» Tasks to perform:
• a. In the passage on data product design, substitute "rounding rules" for "decimal precision" and give the passage again, starting at "You may also" and ending at "all data products.".
• b. Proceed with the passage on data product design from where it stops.

# Start of Text excerpt

Don’t Conform to Consumers

It’s likely that the same data products will be used repeatedly by different domain teams for a wide range of use cases. So your teams shouldn’t conform their data products to specific needs of (individual) data consumers. The primary design principle should be to maximize domain productivity and promote consumption and reuse.

On the other hand, data products can and do evolve based on user feedback. You should be careful here! It can be tempting for teams to incorporate specific requirements from consumers. But if consumers push business logic into a producing domain’s data products, it creates a strict dependency with the provider for making changes. This can trigger intense cross-coordination and backlog negotiation between domain teams. A recommendation here is to introduce a governance body that oversees that data products aren’t created for specific consumers. This body can step in to guide domain teams, organize walk-in and knowledge-sharing sessions, provide practical feedback, and resolve issues between teams.

Missing Values, Defaults, and Data Types

I’ve experienced heated debates over how missing, low-quality, or default data should be interpreted. For example, suppose the web form of an operational system requires a value for the user’s birth date, but the user doesn’t supply this data. If no guidance is provided, employees might fill in a random value. This behavior could make it difficult for consumers to tell whether the data is accurate or contains default values. Providing clear guidance, such as always defaulting missing birth dates to absurd or future values, such as 9999-12-31, enables customers to identify that data is truly missing.

You may also want to introduce guidance on data types or data that must be formatted consistently throughout the entire dataset. Specifying the correct decimal precision, for example, ensures that data consumers don’t have to apply complex application logic to use the data. You could set these principles at the system or domain level, but I also see large enterprises providing generic guidance on what data formats and types must be used across all data products.

Semantic Consistency

Data products must be semantically consistent across all delivery methods: batch, event-driven, and API-based. To me this sounds obvious, but I still see organizations today providing separate guidance for batch-, event-, and API-oriented data. Since the origin of the data is the same for all distribution patterns, I encourage you to make the guidance consistent for all patterns. I’ll come back to this point in Chapter 7.

# End of Text excerpt
# Start of Information given

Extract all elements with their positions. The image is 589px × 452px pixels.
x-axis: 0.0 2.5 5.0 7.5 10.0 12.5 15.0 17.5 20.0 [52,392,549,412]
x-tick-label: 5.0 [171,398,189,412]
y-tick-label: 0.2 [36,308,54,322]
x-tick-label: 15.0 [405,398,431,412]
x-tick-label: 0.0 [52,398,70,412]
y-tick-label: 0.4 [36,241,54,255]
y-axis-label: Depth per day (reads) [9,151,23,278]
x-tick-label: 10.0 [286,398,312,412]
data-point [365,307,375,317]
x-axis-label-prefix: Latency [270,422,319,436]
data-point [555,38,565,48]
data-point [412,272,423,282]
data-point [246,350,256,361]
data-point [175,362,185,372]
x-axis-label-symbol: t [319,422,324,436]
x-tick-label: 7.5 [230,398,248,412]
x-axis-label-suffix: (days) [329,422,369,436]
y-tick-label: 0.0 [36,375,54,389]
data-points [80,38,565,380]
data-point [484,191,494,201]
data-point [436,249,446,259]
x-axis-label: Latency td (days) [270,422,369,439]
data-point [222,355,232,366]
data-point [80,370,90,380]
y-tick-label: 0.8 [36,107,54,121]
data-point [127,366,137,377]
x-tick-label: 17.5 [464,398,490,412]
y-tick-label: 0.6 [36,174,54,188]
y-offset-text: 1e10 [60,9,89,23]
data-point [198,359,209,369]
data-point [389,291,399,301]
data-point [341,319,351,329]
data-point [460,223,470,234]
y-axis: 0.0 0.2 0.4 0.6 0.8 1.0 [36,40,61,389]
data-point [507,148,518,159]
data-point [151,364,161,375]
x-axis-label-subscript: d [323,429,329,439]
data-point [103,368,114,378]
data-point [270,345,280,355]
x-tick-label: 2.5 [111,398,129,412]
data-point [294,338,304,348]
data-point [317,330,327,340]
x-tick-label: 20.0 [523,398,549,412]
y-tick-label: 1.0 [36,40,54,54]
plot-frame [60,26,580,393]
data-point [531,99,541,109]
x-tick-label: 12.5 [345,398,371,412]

# End of Information given

» Solved tasks:
• a.
You may also want to introduce guidance on data types or data that must be formatted consistently throughout the entire dataset. Specifying the correct rounding rules, for example, ensures that data consumers don’t have to apply complex application logic to use the data. You could set these principles at the system or domain level, but I also see large enterprises providing generic guidance on what data formats and types must be used across all data products.

• b.
Atomicity

Data product attributes must be atomic. They represent the lowest level of granularity and have precise meaning or semantics. That is, it should not be possible to decompose them into meaningful other components. In an ideal state, data attributes are linked one-to-one with the business items within your data catalog. The benefit here is that data consumers aren’t forced to split or concatenate data.4 Another benefit of using atomic data is that any policy rules can be decoupled from the data. If regulation forces you to reconsider sensitive labels, for example, you don’t have to relabel all your physical data. With a good metadata model and atomic data, any changes should be automatically inherited from your business metadata.

Compatibility

Data products should remain stable and be decoupled from the operational/transactional applications. This requires a mechanism for detecting schema drift, and avoiding disruptive changes. It also requires versioning and, in some cases, independent pipelines to run in parallel, giving your data consumers time to migrate from one version to another.

The process of keeping data products compatible isn’t as simple as it may sound. It might involve moving historical data between old and new data products. This exercise can be a complex undertaking as it involves ETL tasks such as mapping, cleaning up, and providing defaulting logic.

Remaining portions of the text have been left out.